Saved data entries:

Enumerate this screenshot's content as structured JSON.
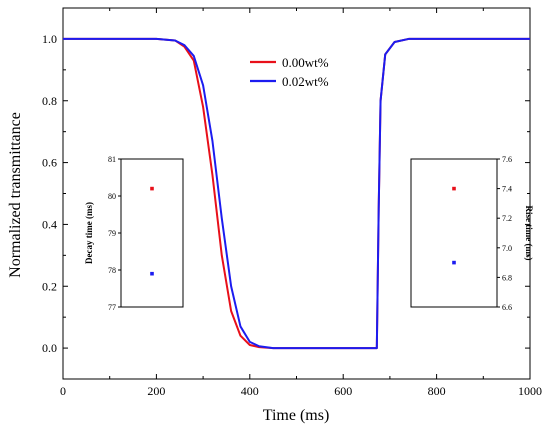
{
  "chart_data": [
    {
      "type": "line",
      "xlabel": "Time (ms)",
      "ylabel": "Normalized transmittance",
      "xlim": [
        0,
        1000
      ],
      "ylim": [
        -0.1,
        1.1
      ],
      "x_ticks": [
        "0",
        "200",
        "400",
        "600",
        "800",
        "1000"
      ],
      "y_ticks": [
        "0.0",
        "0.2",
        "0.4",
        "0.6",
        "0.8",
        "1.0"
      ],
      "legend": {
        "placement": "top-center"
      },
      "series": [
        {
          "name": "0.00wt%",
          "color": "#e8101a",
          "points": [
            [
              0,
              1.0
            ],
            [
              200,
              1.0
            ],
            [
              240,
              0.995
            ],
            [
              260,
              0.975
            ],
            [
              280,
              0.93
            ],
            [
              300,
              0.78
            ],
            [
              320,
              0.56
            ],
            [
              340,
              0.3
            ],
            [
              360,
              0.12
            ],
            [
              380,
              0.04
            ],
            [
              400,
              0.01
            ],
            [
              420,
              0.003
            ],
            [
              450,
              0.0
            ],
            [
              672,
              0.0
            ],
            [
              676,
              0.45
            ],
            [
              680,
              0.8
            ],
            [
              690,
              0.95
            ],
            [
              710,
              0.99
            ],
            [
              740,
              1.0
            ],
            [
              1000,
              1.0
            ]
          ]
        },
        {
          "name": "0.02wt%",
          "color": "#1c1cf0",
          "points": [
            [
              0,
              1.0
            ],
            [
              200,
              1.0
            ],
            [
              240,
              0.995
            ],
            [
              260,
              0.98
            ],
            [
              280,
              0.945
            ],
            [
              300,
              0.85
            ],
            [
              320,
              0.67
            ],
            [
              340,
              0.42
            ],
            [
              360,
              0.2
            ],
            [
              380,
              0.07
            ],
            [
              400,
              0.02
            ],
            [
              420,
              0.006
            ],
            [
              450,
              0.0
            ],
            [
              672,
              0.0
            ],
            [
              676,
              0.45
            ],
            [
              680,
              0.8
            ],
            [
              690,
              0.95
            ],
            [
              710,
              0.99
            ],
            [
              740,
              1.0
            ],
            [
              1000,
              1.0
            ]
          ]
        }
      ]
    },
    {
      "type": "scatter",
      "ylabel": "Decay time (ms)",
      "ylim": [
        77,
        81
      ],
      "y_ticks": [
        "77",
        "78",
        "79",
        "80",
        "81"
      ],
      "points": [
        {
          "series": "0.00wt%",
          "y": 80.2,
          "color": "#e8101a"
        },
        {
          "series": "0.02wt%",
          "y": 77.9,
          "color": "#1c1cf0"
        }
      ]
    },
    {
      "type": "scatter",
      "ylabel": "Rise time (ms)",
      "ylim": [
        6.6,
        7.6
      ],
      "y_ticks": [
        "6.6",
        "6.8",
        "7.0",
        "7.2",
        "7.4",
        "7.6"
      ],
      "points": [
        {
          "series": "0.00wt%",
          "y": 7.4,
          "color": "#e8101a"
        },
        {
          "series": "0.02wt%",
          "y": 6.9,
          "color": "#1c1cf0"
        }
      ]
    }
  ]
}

What to produce: Print out the lines exactly, skipping any picture.

Result:
Enumerate this screenshot's content as structured JSON.
{
  "chart_data": [
    {
      "type": "line",
      "xlabel": "Time (ms)",
      "ylabel": "Normalized transmittance",
      "xlim": [
        0,
        1000
      ],
      "ylim": [
        -0.1,
        1.1
      ],
      "x_ticks": [
        "0",
        "200",
        "400",
        "600",
        "800",
        "1000"
      ],
      "y_ticks": [
        "0.0",
        "0.2",
        "0.4",
        "0.6",
        "0.8",
        "1.0"
      ],
      "legend": {
        "placement": "top-center"
      },
      "series": [
        {
          "name": "0.00wt%",
          "color": "#e8101a",
          "points": [
            [
              0,
              1.0
            ],
            [
              200,
              1.0
            ],
            [
              240,
              0.995
            ],
            [
              260,
              0.975
            ],
            [
              280,
              0.93
            ],
            [
              300,
              0.78
            ],
            [
              320,
              0.56
            ],
            [
              340,
              0.3
            ],
            [
              360,
              0.12
            ],
            [
              380,
              0.04
            ],
            [
              400,
              0.01
            ],
            [
              420,
              0.003
            ],
            [
              450,
              0.0
            ],
            [
              672,
              0.0
            ],
            [
              676,
              0.45
            ],
            [
              680,
              0.8
            ],
            [
              690,
              0.95
            ],
            [
              710,
              0.99
            ],
            [
              740,
              1.0
            ],
            [
              1000,
              1.0
            ]
          ]
        },
        {
          "name": "0.02wt%",
          "color": "#1c1cf0",
          "points": [
            [
              0,
              1.0
            ],
            [
              200,
              1.0
            ],
            [
              240,
              0.995
            ],
            [
              260,
              0.98
            ],
            [
              280,
              0.945
            ],
            [
              300,
              0.85
            ],
            [
              320,
              0.67
            ],
            [
              340,
              0.42
            ],
            [
              360,
              0.2
            ],
            [
              380,
              0.07
            ],
            [
              400,
              0.02
            ],
            [
              420,
              0.006
            ],
            [
              450,
              0.0
            ],
            [
              672,
              0.0
            ],
            [
              676,
              0.45
            ],
            [
              680,
              0.8
            ],
            [
              690,
              0.95
            ],
            [
              710,
              0.99
            ],
            [
              740,
              1.0
            ],
            [
              1000,
              1.0
            ]
          ]
        }
      ]
    },
    {
      "type": "scatter",
      "ylabel": "Decay time (ms)",
      "ylim": [
        77,
        81
      ],
      "y_ticks": [
        "77",
        "78",
        "79",
        "80",
        "81"
      ],
      "points": [
        {
          "series": "0.00wt%",
          "y": 80.2,
          "color": "#e8101a"
        },
        {
          "series": "0.02wt%",
          "y": 77.9,
          "color": "#1c1cf0"
        }
      ]
    },
    {
      "type": "scatter",
      "ylabel": "Rise time (ms)",
      "ylim": [
        6.6,
        7.6
      ],
      "y_ticks": [
        "6.6",
        "6.8",
        "7.0",
        "7.2",
        "7.4",
        "7.6"
      ],
      "points": [
        {
          "series": "0.00wt%",
          "y": 7.4,
          "color": "#e8101a"
        },
        {
          "series": "0.02wt%",
          "y": 6.9,
          "color": "#1c1cf0"
        }
      ]
    }
  ]
}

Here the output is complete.